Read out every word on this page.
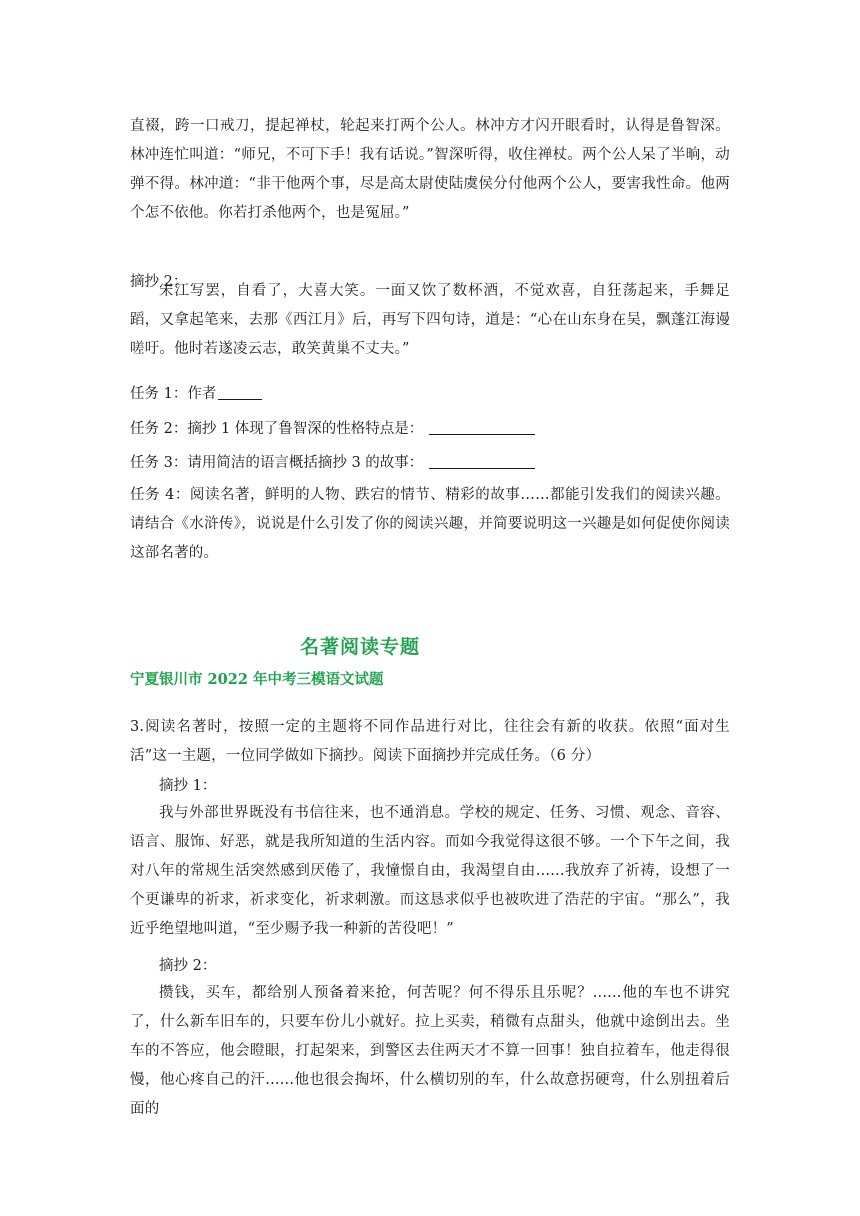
直裰，跨一口戒刀，提起禅杖，轮起来打两个公人。林冲方才闪开眼看时，认得是鲁智深。林冲连忙叫道：“师兄，不可下手！我有话说。”智深听得，收住禅杖。两个公人呆了半晌，动弹不得。林冲道：“非干他两个事，尽是高太尉使陆虞侯分付他两个公人，要害我性命。他两个怎不依他。你若打杀他两个，也是冤屈。”

摘抄 2：

宋江写罢，自看了，大喜大笑。一面又饮了数杯酒，不觉欢喜，自狂荡起来，手舞足蹈，又拿起笔来，去那《西江月》后，再写下四句诗，道是：“心在山东身在吴，飘蓬江海谩嗟吁。他时若遂凌云志，敢笑黄巢不丈夫。”

任务 1：作者

任务 2：摘抄 1 体现了鲁智深的性格特点是：

任务 3：请用简洁的语言概括摘抄 3 的故事：

任务 4：阅读名著，鲜明的人物、跌宕的情节、精彩的故事……都能引发我们的阅读兴趣。请结合《水浒传》，说说是什么引发了你的阅读兴趣，并简要说明这一兴趣是如何促使你阅读这部名著的。

名著阅读专题
宁夏银川市 2022 年中考三模语文试题

3.阅读名著时，按照一定的主题将不同作品进行对比，往往会有新的收获。依照“面对生活”这一主题，一位同学做如下摘抄。阅读下面摘抄并完成任务。（6 分）

摘抄 1：

我与外部世界既没有书信往来，也不通消息。学校的规定、任务、习惯、观念、音容、语言、服饰、好恶，就是我所知道的生活内容。而如今我觉得这很不够。一个下午之间，我对八年的常规生活突然感到厌倦了，我憧憬自由，我渴望自由......我放弃了祈祷，设想了一个更谦卑的祈求，祈求变化，祈求刺激。而这恳求似乎也被吹进了浩茫的宇宙。“那么”，我近乎绝望地叫道，“至少赐予我一种新的苦役吧！”

摘抄 2：

攒钱，买车，都给别人预备着来抢，何苦呢？何不得乐且乐呢？......他的车也不讲究了，什么新车旧车的，只要车份儿小就好。拉上买卖，稍微有点甜头，他就中途倒出去。坐车的不答应，他会瞪眼，打起架来，到警区去住两天才不算一回事！独自拉着车，他走得很慢，他心疼自己的汗......他也很会掏坏，什么横切别的车，什么故意拐硬弯，什么别扭着后面的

----------

EXERCISE DIRECTIONS =
Restate the whole of the material word for word without the pictures.

FINAL ANSWER =
Read out every word on this page.
直裰，跨一口戒刀，提起禅杖，轮起来打两个公人。林冲方才闪开眼看时，认得是鲁智深。林冲连忙叫道：“师兄，不可下手！我有话说。”智深听得，收住禅杖。两个公人呆了半晌，动弹不得。林冲道：“非干他两个事，尽是高太尉使陆虞侯分付他两个公人，要害我性命。他两个怎不依他。你若打杀他两个，也是冤屈。”

摘抄 2：

宋江写罢，自看了，大喜大笑。一面又饮了数杯酒，不觉欢喜，自狂荡起来，手舞足蹈，又拿起笔来，去那《西江月》后，再写下四句诗，道是：“心在山东身在吴，飘蓬江海谩嗟吁。他时若遂凌云志，敢笑黄巢不丈夫。”

任务 1：作者

任务 2：摘抄 1 体现了鲁智深的性格特点是：

任务 3：请用简洁的语言概括摘抄 3 的故事：

任务 4：阅读名著，鲜明的人物、跌宕的情节、精彩的故事……都能引发我们的阅读兴趣。请结合《水浒传》，说说是什么引发了你的阅读兴趣，并简要说明这一兴趣是如何促使你阅读这部名著的。

名著阅读专题
宁夏银川市 2022 年中考三模语文试题

3.阅读名著时，按照一定的主题将不同作品进行对比，往往会有新的收获。依照“面对生活”这一主题，一位同学做如下摘抄。阅读下面摘抄并完成任务。（6 分）

摘抄 1：

我与外部世界既没有书信往来，也不通消息。学校的规定、任务、习惯、观念、音容、语言、服饰、好恶，就是我所知道的生活内容。而如今我觉得这很不够。一个下午之间，我对八年的常规生活突然感到厌倦了，我憧憬自由，我渴望自由......我放弃了祈祷，设想了一个更谦卑的祈求，祈求变化，祈求刺激。而这恳求似乎也被吹进了浩茫的宇宙。“那么”，我近乎绝望地叫道，“至少赐予我一种新的苦役吧！”

摘抄 2：

攒钱，买车，都给别人预备着来抢，何苦呢？何不得乐且乐呢？......他的车也不讲究了，什么新车旧车的，只要车份儿小就好。拉上买卖，稍微有点甜头，他就中途倒出去。坐车的不答应，他会瞪眼，打起架来，到警区去住两天才不算一回事！独自拉着车，他走得很慢，他心疼自己的汗......他也很会掏坏，什么横切别的车，什么故意拐硬弯，什么别扭着后面的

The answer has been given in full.